Dataset excerpt:
################

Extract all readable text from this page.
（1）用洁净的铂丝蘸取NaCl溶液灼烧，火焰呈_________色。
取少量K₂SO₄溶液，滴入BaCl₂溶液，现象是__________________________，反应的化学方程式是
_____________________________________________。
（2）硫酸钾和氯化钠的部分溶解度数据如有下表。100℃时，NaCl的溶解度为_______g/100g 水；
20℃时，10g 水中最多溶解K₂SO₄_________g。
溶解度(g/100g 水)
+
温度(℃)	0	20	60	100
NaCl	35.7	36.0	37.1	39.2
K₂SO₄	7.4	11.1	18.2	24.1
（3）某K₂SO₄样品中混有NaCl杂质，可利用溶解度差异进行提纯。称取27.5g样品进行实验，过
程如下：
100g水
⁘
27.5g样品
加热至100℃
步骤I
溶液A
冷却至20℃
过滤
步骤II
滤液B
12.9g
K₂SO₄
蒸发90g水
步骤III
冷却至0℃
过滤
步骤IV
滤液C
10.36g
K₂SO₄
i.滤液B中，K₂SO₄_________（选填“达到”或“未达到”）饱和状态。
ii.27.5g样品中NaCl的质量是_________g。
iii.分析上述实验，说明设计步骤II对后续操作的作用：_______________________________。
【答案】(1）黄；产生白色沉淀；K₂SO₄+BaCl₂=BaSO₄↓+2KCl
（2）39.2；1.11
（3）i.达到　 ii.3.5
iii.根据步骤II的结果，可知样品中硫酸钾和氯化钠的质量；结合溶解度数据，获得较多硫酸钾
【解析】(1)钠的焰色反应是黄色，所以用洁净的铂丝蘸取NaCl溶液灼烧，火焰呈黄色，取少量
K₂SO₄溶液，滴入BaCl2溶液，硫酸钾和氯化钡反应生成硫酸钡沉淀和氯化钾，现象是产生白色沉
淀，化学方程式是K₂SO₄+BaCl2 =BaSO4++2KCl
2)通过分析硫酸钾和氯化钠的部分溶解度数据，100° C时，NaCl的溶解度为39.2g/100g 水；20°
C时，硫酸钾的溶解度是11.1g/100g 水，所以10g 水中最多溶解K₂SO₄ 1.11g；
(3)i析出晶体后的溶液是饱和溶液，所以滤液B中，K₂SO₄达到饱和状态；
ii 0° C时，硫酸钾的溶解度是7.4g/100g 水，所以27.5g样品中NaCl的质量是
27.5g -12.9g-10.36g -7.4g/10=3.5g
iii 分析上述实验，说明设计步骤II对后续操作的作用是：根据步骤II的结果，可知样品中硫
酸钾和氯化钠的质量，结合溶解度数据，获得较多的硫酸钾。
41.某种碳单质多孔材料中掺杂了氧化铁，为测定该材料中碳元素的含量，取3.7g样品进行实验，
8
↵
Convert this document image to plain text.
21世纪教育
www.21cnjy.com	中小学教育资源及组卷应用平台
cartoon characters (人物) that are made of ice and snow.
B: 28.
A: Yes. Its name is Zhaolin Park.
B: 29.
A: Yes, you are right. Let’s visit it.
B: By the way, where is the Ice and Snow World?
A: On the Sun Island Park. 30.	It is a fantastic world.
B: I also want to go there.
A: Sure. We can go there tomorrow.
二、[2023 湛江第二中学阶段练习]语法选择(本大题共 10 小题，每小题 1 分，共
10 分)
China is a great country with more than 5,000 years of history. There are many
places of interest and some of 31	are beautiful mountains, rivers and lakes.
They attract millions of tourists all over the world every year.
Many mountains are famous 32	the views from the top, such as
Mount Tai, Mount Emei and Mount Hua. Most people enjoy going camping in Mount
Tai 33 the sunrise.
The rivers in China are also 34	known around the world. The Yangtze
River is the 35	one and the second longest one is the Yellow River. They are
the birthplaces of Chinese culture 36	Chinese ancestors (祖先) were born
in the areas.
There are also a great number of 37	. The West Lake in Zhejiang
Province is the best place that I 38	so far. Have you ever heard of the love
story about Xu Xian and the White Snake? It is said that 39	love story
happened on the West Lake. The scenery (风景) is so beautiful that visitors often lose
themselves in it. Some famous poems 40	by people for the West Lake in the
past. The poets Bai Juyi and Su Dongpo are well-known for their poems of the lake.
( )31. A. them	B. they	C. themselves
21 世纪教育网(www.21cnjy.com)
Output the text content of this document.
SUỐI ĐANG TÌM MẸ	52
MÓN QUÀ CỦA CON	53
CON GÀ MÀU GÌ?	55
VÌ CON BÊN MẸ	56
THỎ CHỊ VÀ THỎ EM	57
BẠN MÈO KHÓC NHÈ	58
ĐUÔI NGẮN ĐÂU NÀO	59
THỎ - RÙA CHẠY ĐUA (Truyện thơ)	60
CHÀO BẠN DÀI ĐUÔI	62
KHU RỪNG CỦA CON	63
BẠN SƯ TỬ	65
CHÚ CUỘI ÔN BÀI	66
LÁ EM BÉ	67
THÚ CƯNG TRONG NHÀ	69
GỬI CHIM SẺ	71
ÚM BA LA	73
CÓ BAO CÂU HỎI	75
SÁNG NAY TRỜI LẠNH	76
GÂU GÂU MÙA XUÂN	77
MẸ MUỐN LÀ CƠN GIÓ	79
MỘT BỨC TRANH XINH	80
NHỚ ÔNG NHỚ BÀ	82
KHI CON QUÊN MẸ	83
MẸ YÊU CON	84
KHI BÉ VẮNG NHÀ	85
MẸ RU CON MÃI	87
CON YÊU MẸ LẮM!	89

################

> **Brief**: Show each line holding the word "from".

> **Task answer**:
Extract all readable text from this page.
Many mountains are famous 32	the views from the top, such as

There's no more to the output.